## [Data excerpts]
::::::::
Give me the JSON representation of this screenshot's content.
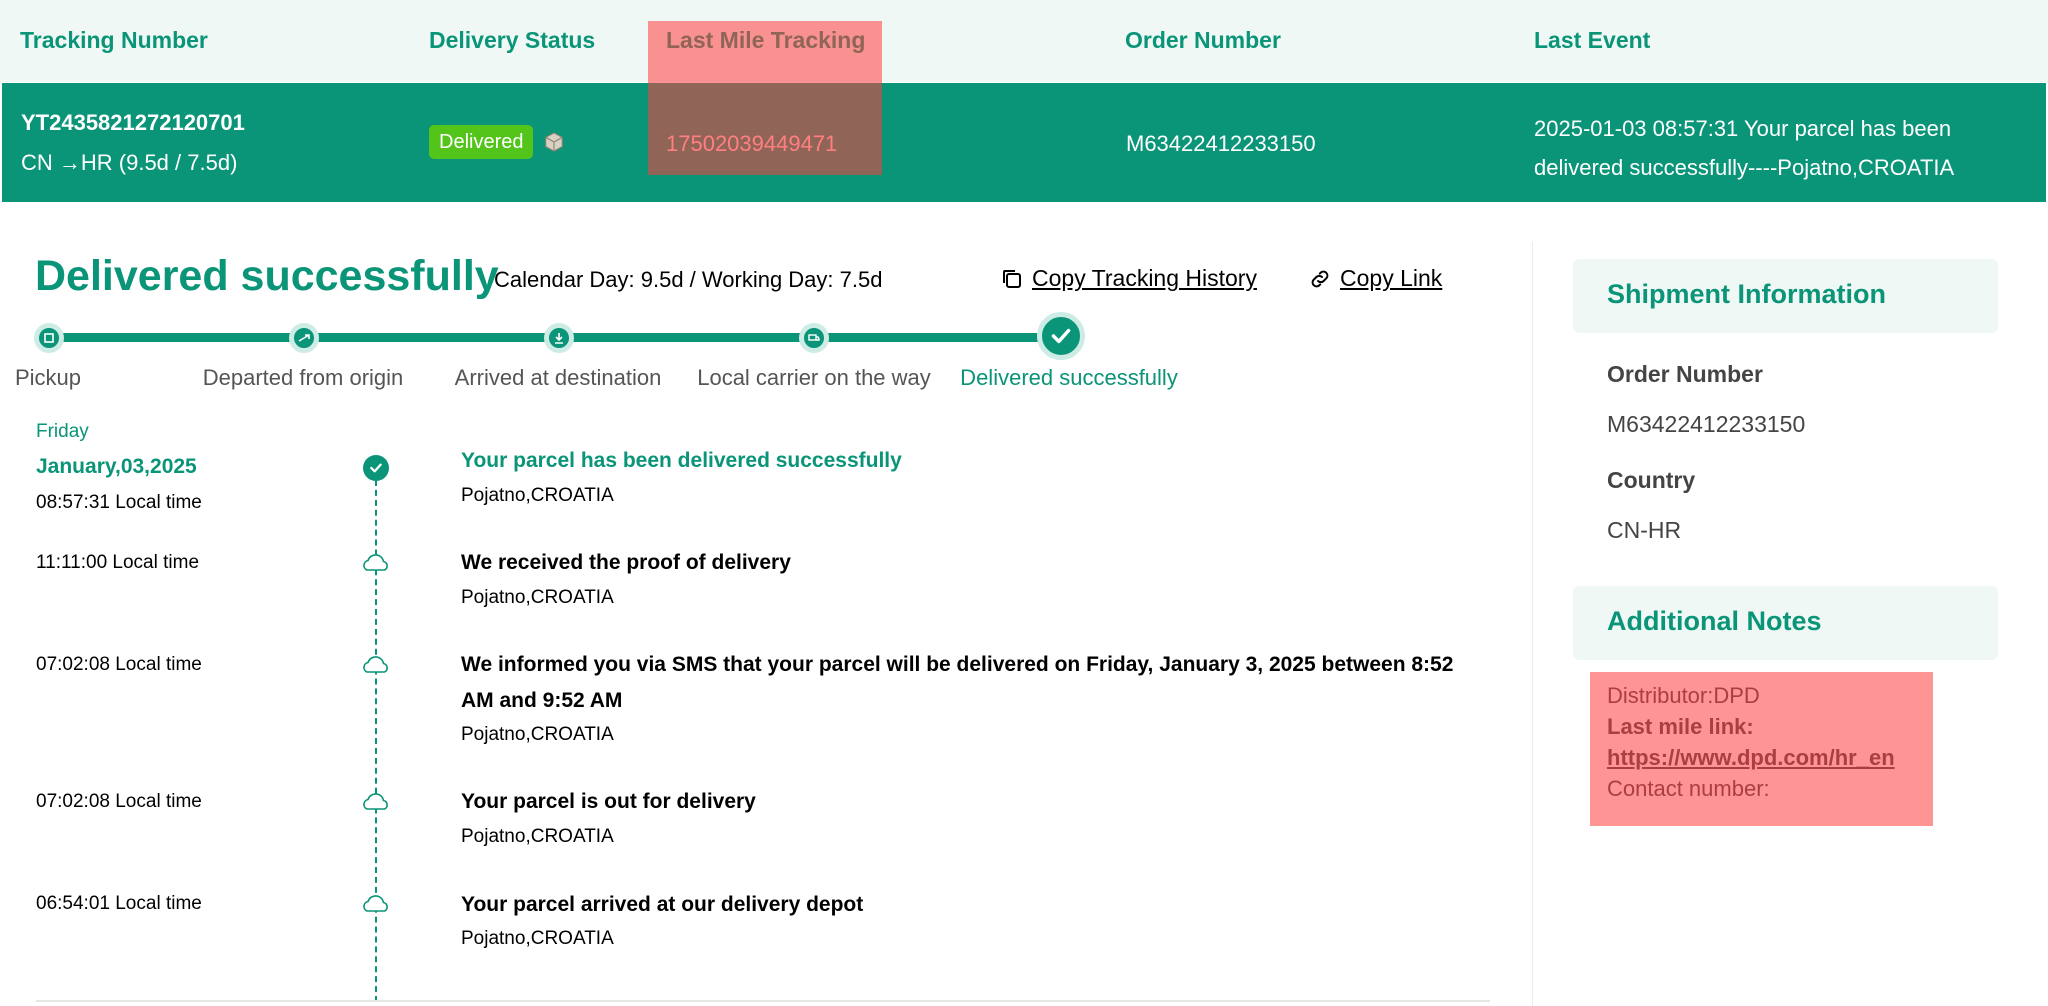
{
  "table": {
    "headers": [
      "Tracking Number",
      "Delivery Status",
      "Last Mile Tracking",
      "Order Number",
      "Last Event"
    ],
    "row": {
      "tracking_number": "YT2435821272120701",
      "route": "CN →HR (9.5d / 7.5d)",
      "status": "Delivered",
      "last_mile_tracking": "17502039449471",
      "order_number": "M63422412233150",
      "last_event": "2025-01-03 08:57:31 Your parcel has been delivered successfully----Pojatno,CROATIA"
    }
  },
  "summary": {
    "title": "Delivered successfully",
    "days": "Calendar Day: 9.5d / Working Day: 7.5d",
    "copy_history": "Copy Tracking History",
    "copy_link": "Copy Link"
  },
  "progress": {
    "steps": [
      "Pickup",
      "Departed from origin",
      "Arrived at destination",
      "Local carrier on the way",
      "Delivered successfully"
    ],
    "current_step": 5
  },
  "timeline": {
    "day_name": "Friday",
    "date": "January,03,2025",
    "events": [
      {
        "time": "08:57:31 Local time",
        "title": "Your parcel has been delivered successfully",
        "location": "Pojatno,CROATIA"
      },
      {
        "time": "11:11:00 Local time",
        "title": "We received the proof of delivery",
        "location": "Pojatno,CROATIA"
      },
      {
        "time": "07:02:08 Local time",
        "title": "We informed you via SMS that your parcel will be delivered on Friday, January 3, 2025 between 8:52 AM and 9:52 AM",
        "location": "Pojatno,CROATIA"
      },
      {
        "time": "07:02:08 Local time",
        "title": "Your parcel is out for delivery",
        "location": "Pojatno,CROATIA"
      },
      {
        "time": "06:54:01 Local time",
        "title": "Your parcel arrived at our delivery depot",
        "location": "Pojatno,CROATIA"
      }
    ]
  },
  "shipment": {
    "title": "Shipment Information",
    "order_label": "Order Number",
    "order_value": "M63422412233150",
    "country_label": "Country",
    "country_value": "CN-HR"
  },
  "notes": {
    "title": "Additional Notes",
    "distributor": "Distributor:DPD",
    "link_label": "Last mile link:",
    "link": "https://www.dpd.com/hr_en",
    "contact": "Contact number:"
  },
  "colors": {
    "accent": "#0a9478",
    "badge": "#52c41a",
    "highlight": "#ff3c3c"
  }
}
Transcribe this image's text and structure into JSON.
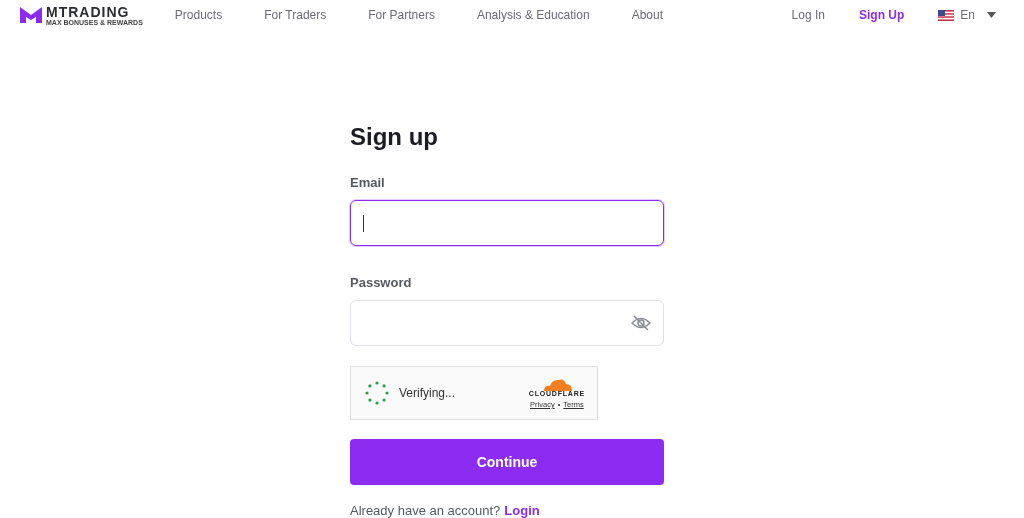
{
  "header": {
    "logo": {
      "name": "MTRADING",
      "tagline": "MAX BONUSES & REWARDS"
    },
    "nav": [
      {
        "label": "Products"
      },
      {
        "label": "For Traders"
      },
      {
        "label": "For Partners"
      },
      {
        "label": "Analysis & Education"
      },
      {
        "label": "About"
      }
    ],
    "auth": [
      {
        "label": "Log In",
        "highlighted": false
      },
      {
        "label": "Sign Up",
        "highlighted": true
      }
    ],
    "language": {
      "label": "En"
    }
  },
  "form": {
    "title": "Sign up",
    "fields": [
      {
        "label": "Email",
        "kind": "text",
        "focused": true
      },
      {
        "label": "Password",
        "kind": "password",
        "focused": false
      }
    ],
    "captcha": {
      "status": "Verifying...",
      "brand": "CLOUDFLARE",
      "links": [
        "Privacy",
        "Terms"
      ],
      "separator": "•"
    },
    "submit": "Continue",
    "footer": {
      "text": "Already have an account?",
      "link": "Login"
    }
  }
}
::::::::
## [WRITTEN PROBLEM]
Set down every record once more, word for word, without pictures.

## [ANSWER TO THE PROBLEM]
Give me the JSON representation of this screenshot's content.
{
  "table": {
    "headers": [
      "Tracking Number",
      "Delivery Status",
      "Last Mile Tracking",
      "Order Number",
      "Last Event"
    ],
    "row": {
      "tracking_number": "YT2435821272120701",
      "route": "CN →HR (9.5d / 7.5d)",
      "status": "Delivered",
      "last_mile_tracking": "17502039449471",
      "order_number": "M63422412233150",
      "last_event": "2025-01-03 08:57:31 Your parcel has been delivered successfully----Pojatno,CROATIA"
    }
  },
  "summary": {
    "title": "Delivered successfully",
    "days": "Calendar Day: 9.5d / Working Day: 7.5d",
    "copy_history": "Copy Tracking History",
    "copy_link": "Copy Link"
  },
  "progress": {
    "steps": [
      "Pickup",
      "Departed from origin",
      "Arrived at destination",
      "Local carrier on the way",
      "Delivered successfully"
    ],
    "current_step": 5
  },
  "timeline": {
    "day_name": "Friday",
    "date": "January,03,2025",
    "events": [
      {
        "time": "08:57:31 Local time",
        "title": "Your parcel has been delivered successfully",
        "location": "Pojatno,CROATIA"
      },
      {
        "time": "11:11:00 Local time",
        "title": "We received the proof of delivery",
        "location": "Pojatno,CROATIA"
      },
      {
        "time": "07:02:08 Local time",
        "title": "We informed you via SMS that your parcel will be delivered on Friday, January 3, 2025 between 8:52 AM and 9:52 AM",
        "location": "Pojatno,CROATIA"
      },
      {
        "time": "07:02:08 Local time",
        "title": "Your parcel is out for delivery",
        "location": "Pojatno,CROATIA"
      },
      {
        "time": "06:54:01 Local time",
        "title": "Your parcel arrived at our delivery depot",
        "location": "Pojatno,CROATIA"
      }
    ]
  },
  "shipment": {
    "title": "Shipment Information",
    "order_label": "Order Number",
    "order_value": "M63422412233150",
    "country_label": "Country",
    "country_value": "CN-HR"
  },
  "notes": {
    "title": "Additional Notes",
    "distributor": "Distributor:DPD",
    "link_label": "Last mile link:",
    "link": "https://www.dpd.com/hr_en",
    "contact": "Contact number:"
  },
  "colors": {
    "accent": "#0a9478",
    "badge": "#52c41a",
    "highlight": "#ff3c3c"
  }
}
Transcribe this image's text and structure into JSON.
{
  "header": {
    "logo": {
      "name": "MTRADING",
      "tagline": "MAX BONUSES & REWARDS"
    },
    "nav": [
      {
        "label": "Products"
      },
      {
        "label": "For Traders"
      },
      {
        "label": "For Partners"
      },
      {
        "label": "Analysis & Education"
      },
      {
        "label": "About"
      }
    ],
    "auth": [
      {
        "label": "Log In",
        "highlighted": false
      },
      {
        "label": "Sign Up",
        "highlighted": true
      }
    ],
    "language": {
      "label": "En"
    }
  },
  "form": {
    "title": "Sign up",
    "fields": [
      {
        "label": "Email",
        "kind": "text",
        "focused": true
      },
      {
        "label": "Password",
        "kind": "password",
        "focused": false
      }
    ],
    "captcha": {
      "status": "Verifying...",
      "brand": "CLOUDFLARE",
      "links": [
        "Privacy",
        "Terms"
      ],
      "separator": "•"
    },
    "submit": "Continue",
    "footer": {
      "text": "Already have an account?",
      "link": "Login"
    }
  }
}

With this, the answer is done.